Excerpt from a dataset:
^^^^^^^^^^^^^^^^

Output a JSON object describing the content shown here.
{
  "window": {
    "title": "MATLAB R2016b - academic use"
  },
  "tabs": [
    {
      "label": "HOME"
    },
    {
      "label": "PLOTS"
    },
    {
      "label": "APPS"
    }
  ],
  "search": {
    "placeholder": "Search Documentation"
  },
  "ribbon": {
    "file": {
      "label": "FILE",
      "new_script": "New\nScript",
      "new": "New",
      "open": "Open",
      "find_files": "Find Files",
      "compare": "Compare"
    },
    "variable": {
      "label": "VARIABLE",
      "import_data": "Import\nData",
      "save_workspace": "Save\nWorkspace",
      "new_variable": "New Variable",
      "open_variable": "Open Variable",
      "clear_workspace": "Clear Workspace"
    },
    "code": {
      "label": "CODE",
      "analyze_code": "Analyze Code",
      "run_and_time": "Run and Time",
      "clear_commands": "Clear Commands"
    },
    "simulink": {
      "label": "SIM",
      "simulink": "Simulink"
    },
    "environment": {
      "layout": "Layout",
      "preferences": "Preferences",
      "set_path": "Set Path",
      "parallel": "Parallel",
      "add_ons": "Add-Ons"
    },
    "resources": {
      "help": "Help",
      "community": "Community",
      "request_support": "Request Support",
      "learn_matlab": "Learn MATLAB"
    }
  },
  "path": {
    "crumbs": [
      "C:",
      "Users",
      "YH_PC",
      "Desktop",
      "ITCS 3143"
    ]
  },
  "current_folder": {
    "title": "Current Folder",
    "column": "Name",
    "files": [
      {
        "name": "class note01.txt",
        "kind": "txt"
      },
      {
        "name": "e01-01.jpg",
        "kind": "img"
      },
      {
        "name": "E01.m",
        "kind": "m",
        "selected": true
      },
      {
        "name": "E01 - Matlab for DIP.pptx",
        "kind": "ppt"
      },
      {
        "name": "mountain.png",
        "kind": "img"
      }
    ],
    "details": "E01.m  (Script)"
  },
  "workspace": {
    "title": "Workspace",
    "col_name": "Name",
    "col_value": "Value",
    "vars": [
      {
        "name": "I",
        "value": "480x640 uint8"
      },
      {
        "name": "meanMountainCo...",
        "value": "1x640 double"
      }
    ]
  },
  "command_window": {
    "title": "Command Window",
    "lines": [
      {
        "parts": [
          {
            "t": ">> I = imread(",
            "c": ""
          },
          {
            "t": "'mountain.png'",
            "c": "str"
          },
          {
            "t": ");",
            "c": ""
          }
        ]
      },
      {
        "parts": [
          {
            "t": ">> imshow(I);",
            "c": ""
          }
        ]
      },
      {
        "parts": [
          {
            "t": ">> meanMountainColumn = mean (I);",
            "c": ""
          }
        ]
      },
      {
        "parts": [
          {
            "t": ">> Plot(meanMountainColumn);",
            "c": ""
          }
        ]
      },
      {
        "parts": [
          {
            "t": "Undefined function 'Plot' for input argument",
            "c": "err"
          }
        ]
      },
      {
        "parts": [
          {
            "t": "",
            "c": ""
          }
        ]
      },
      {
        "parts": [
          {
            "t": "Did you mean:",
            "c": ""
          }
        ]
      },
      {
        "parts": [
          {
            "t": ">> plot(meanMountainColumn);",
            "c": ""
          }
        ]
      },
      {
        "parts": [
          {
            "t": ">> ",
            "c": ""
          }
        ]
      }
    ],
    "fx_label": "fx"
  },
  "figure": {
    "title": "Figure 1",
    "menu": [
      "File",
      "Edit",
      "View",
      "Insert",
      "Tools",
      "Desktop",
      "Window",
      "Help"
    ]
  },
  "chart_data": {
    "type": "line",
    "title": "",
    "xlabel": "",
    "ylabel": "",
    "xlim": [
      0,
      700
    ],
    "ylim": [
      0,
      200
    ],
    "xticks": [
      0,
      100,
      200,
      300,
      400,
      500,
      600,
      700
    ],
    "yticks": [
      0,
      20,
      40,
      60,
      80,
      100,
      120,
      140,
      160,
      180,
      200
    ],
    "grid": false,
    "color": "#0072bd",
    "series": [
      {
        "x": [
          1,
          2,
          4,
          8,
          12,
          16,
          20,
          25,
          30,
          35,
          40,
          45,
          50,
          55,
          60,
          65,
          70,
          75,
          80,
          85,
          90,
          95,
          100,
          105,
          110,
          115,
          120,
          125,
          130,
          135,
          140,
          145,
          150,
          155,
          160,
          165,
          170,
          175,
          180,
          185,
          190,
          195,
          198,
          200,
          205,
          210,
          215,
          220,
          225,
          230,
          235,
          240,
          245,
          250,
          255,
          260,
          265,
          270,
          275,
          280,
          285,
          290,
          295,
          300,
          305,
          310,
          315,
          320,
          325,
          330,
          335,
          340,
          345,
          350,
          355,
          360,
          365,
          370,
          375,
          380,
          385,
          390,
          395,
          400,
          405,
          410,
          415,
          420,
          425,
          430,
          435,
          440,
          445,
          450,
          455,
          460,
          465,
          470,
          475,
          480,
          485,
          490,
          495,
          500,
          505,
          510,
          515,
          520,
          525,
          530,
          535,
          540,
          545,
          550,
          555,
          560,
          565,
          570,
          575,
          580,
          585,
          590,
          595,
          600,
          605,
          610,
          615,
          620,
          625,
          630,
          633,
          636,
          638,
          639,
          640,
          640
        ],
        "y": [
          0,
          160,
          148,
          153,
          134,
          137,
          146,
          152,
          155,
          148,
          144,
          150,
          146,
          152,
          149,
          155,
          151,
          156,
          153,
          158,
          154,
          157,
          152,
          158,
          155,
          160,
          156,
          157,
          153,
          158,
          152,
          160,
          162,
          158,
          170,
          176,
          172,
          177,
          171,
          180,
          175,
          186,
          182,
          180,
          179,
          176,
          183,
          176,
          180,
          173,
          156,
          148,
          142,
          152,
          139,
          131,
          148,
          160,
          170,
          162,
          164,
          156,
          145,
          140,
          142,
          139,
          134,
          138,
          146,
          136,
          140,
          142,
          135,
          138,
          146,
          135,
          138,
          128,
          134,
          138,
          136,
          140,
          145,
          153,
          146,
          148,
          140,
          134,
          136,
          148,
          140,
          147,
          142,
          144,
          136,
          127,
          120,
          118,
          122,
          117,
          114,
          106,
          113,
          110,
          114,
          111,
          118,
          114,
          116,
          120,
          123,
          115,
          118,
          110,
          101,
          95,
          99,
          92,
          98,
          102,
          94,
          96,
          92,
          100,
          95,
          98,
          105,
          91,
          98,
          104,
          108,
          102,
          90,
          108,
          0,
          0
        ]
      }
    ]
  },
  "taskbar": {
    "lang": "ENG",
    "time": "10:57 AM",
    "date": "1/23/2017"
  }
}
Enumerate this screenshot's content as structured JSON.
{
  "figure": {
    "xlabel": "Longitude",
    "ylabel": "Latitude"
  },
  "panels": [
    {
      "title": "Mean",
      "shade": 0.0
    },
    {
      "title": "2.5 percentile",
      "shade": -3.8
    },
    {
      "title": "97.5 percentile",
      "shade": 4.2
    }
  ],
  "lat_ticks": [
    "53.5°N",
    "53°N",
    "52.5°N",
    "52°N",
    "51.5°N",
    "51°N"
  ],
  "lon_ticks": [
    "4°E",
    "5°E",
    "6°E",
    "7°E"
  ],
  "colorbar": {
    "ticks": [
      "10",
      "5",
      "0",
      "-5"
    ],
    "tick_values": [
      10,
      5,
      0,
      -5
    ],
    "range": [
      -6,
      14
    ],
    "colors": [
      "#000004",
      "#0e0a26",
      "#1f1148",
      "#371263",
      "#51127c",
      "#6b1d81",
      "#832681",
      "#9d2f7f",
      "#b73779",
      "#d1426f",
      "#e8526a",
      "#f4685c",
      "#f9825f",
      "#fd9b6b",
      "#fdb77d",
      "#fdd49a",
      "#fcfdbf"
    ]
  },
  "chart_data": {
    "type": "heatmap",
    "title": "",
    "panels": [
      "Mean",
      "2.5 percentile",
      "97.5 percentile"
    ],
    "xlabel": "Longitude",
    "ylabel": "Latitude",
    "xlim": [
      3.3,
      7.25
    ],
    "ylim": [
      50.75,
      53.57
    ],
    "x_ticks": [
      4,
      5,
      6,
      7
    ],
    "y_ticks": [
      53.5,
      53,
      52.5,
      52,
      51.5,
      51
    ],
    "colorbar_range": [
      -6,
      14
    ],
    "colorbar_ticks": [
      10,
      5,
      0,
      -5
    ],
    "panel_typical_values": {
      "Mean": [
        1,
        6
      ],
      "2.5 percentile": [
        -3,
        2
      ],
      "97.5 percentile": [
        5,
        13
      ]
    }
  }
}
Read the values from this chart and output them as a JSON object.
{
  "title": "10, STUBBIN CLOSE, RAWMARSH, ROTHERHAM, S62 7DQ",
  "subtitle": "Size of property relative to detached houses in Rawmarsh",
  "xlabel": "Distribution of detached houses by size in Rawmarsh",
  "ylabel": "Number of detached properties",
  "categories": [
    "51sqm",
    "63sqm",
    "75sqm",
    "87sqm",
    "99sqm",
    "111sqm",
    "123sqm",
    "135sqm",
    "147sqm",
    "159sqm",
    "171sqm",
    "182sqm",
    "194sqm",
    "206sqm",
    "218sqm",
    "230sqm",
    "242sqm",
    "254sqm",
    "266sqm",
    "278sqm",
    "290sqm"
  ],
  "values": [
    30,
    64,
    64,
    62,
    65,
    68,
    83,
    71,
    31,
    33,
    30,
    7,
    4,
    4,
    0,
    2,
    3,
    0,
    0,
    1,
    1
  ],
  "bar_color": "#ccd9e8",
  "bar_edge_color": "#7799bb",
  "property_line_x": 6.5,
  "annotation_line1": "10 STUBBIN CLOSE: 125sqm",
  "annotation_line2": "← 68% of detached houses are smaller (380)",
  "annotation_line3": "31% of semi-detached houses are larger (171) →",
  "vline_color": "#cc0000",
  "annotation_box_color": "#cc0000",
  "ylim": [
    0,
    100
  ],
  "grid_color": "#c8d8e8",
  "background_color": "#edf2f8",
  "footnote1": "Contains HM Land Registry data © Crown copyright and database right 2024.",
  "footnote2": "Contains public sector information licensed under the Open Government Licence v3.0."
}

^^^^^^^^^^^^^^^^

• Stated goal: Looking at the material above, count the lines that hold "JSON" and give the total alone.

• Complete answer: 3